*Problem details*. Reproduce the records from their first line up to and including the line with "- restore-button[interactable]: [977, 2, 999, 28]", changing "tab-title" to "window-title" and leaving everything else as it is.

*Data section*.
··········
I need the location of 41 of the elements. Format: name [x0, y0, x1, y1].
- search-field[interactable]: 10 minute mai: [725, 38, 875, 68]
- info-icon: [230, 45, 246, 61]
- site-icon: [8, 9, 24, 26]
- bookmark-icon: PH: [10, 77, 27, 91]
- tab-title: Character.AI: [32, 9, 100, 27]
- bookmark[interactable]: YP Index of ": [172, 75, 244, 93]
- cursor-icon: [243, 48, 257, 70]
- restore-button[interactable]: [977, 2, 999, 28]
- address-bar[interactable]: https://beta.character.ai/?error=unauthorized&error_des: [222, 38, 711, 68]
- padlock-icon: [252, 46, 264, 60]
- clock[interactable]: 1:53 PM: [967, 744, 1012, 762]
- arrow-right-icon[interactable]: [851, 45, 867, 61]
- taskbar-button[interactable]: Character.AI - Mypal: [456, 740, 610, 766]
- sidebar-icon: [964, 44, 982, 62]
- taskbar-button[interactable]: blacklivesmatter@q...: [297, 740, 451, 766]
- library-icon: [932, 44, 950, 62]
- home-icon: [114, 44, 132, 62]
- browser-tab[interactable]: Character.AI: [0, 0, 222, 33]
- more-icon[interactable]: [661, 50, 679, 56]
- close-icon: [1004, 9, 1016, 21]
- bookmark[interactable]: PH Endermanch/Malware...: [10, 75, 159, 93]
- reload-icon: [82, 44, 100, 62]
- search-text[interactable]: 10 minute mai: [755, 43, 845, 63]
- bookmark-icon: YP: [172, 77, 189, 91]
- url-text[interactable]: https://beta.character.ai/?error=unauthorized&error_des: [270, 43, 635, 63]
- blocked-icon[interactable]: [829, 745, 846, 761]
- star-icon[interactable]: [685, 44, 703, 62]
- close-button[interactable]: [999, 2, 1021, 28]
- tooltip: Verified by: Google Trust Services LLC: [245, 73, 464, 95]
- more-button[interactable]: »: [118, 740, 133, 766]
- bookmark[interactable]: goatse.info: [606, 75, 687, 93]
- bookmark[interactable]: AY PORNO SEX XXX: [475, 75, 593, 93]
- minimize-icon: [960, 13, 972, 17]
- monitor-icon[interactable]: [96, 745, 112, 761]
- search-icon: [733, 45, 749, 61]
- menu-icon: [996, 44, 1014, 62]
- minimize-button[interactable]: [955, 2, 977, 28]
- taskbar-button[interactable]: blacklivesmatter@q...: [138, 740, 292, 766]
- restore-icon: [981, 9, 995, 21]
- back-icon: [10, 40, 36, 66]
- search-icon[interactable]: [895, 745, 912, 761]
··········
*Complete response*.
I need the location of 41 of the elements. Format: name [x0, y0, x1, y1].
- search-field[interactable]: 10 minute mai: [725, 38, 875, 68]
- info-icon: [230, 45, 246, 61]
- site-icon: [8, 9, 24, 26]
- bookmark-icon: PH: [10, 77, 27, 91]
- window-title: Character.AI: [32, 9, 100, 27]
- bookmark[interactable]: YP Index of ": [172, 75, 244, 93]
- cursor-icon: [243, 48, 257, 70]
- restore-button[interactable]: [977, 2, 999, 28]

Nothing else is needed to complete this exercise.